* [WRITTEN EXERCISE]
Repeat only the lines below from the one that contains "Output the text content of this document." through the final line, exactly. Omit pictures.

— begin LISTED RECORDS —

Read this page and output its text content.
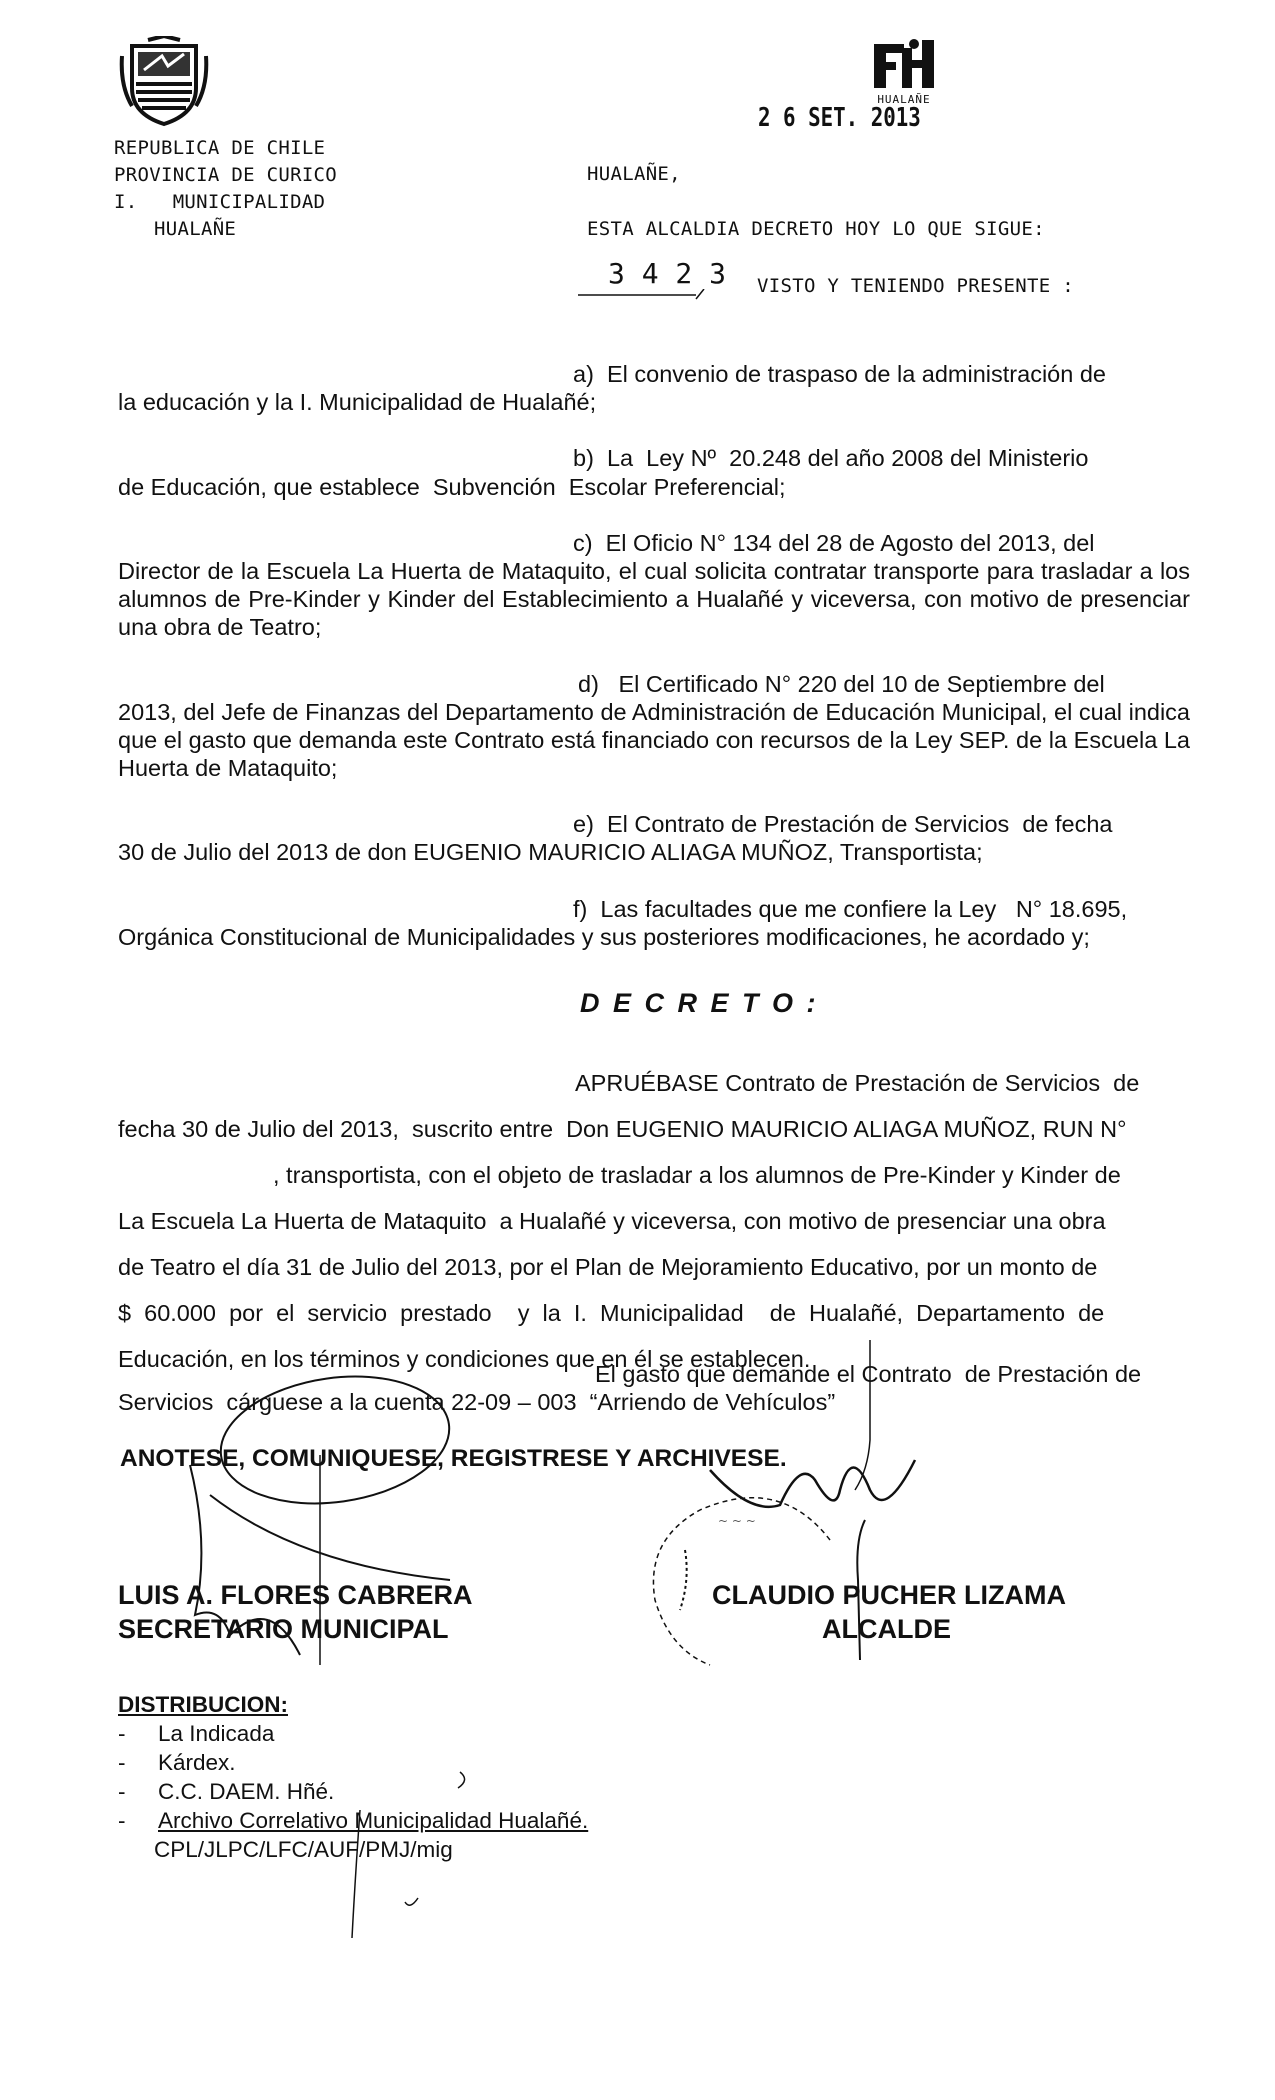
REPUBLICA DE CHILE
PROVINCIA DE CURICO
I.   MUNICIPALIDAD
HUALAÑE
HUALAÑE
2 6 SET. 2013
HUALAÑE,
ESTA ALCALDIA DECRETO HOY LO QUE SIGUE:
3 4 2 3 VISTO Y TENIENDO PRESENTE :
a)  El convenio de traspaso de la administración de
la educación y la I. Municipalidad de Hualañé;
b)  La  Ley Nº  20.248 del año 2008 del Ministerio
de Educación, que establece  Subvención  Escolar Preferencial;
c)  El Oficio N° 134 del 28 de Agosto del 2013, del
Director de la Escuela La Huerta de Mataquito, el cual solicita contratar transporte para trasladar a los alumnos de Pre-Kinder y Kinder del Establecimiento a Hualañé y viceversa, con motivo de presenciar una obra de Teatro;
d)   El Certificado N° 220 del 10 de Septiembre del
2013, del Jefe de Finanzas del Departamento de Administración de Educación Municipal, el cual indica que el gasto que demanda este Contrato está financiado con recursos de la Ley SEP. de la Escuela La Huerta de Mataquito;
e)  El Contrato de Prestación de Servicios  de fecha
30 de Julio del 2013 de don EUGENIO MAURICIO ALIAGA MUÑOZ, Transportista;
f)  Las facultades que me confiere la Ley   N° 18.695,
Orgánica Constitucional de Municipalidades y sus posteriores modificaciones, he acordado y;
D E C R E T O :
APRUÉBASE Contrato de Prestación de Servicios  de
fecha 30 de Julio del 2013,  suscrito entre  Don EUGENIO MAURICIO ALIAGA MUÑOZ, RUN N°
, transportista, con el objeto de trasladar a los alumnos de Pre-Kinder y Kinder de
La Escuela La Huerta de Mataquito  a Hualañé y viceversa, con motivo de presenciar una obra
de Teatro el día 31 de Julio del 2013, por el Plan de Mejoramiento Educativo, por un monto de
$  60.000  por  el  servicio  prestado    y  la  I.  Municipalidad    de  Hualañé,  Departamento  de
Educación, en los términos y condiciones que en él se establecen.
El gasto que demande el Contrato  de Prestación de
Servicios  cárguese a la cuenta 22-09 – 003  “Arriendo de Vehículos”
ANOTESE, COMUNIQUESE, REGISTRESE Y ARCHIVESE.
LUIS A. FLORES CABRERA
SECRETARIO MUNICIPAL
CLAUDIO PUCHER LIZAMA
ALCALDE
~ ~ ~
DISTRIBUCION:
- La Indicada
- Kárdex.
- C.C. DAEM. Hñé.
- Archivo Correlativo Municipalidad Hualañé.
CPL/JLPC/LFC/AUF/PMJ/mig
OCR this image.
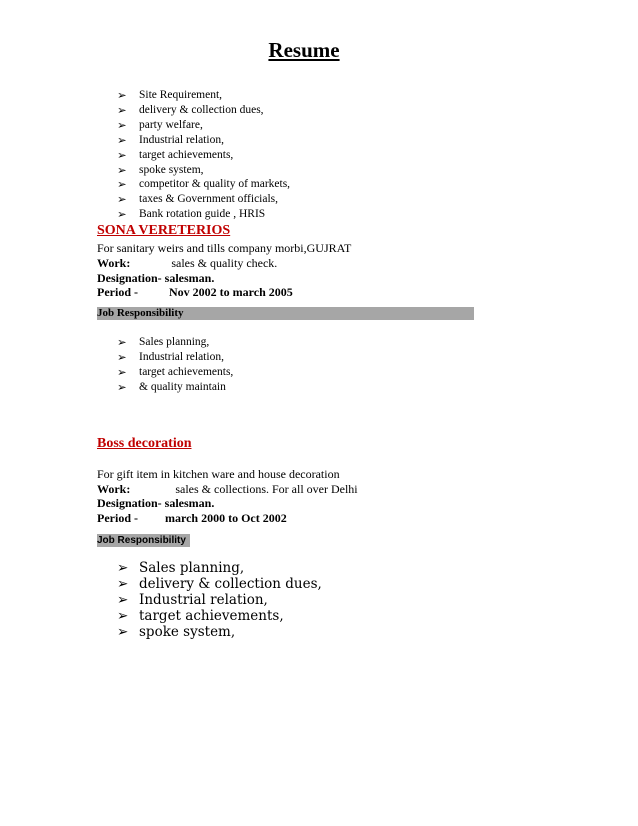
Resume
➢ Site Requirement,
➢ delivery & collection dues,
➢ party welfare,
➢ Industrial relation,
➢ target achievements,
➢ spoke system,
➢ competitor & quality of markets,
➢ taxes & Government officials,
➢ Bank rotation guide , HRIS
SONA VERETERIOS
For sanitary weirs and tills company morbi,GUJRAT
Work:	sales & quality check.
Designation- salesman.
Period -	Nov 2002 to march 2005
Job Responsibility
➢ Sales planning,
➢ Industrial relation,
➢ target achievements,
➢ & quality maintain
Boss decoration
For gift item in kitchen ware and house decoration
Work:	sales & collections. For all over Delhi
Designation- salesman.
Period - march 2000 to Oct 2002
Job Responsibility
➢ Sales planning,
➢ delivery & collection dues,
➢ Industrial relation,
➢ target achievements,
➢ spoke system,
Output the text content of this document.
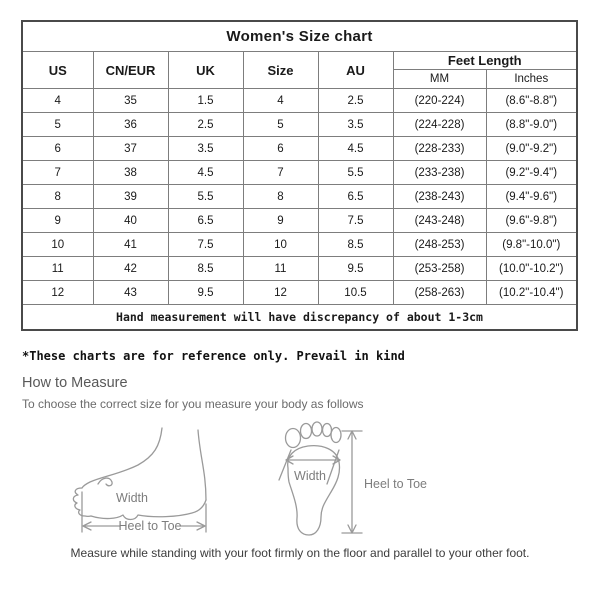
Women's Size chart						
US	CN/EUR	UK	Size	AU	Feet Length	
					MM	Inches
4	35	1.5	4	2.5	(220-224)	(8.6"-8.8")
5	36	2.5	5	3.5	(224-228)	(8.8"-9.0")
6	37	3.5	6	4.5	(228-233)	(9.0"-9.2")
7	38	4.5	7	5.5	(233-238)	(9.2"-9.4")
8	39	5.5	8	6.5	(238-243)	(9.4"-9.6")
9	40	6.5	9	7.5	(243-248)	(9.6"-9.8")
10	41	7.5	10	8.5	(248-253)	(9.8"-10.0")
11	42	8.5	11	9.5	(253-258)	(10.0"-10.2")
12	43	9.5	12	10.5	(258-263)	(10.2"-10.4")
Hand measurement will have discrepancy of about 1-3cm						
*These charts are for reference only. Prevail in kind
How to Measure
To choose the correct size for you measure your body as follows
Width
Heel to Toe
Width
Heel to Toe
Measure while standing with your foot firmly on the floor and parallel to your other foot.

— end LISTED RECORDS —

* [OUTPUT]
Output the text content of this document.
Women's Size chart						
US	CN/EUR	UK	Size	AU	Feet Length	
					MM	Inches
4	35	1.5	4	2.5	(220-224)	(8.6"-8.8")
5	36	2.5	5	3.5	(224-228)	(8.8"-9.0")
6	37	3.5	6	4.5	(228-233)	(9.0"-9.2")
7	38	4.5	7	5.5	(233-238)	(9.2"-9.4")
8	39	5.5	8	6.5	(238-243)	(9.4"-9.6")
9	40	6.5	9	7.5	(243-248)	(9.6"-9.8")
10	41	7.5	10	8.5	(248-253)	(9.8"-10.0")
11	42	8.5	11	9.5	(253-258)	(10.0"-10.2")
12	43	9.5	12	10.5	(258-263)	(10.2"-10.4")
Hand measurement will have discrepancy of about 1-3cm						
*These charts are for reference only. Prevail in kind
How to Measure
To choose the correct size for you measure your body as follows
Width
Heel to Toe
Width
Heel to Toe
Measure while standing with your foot firmly on the floor and parallel to your other foot.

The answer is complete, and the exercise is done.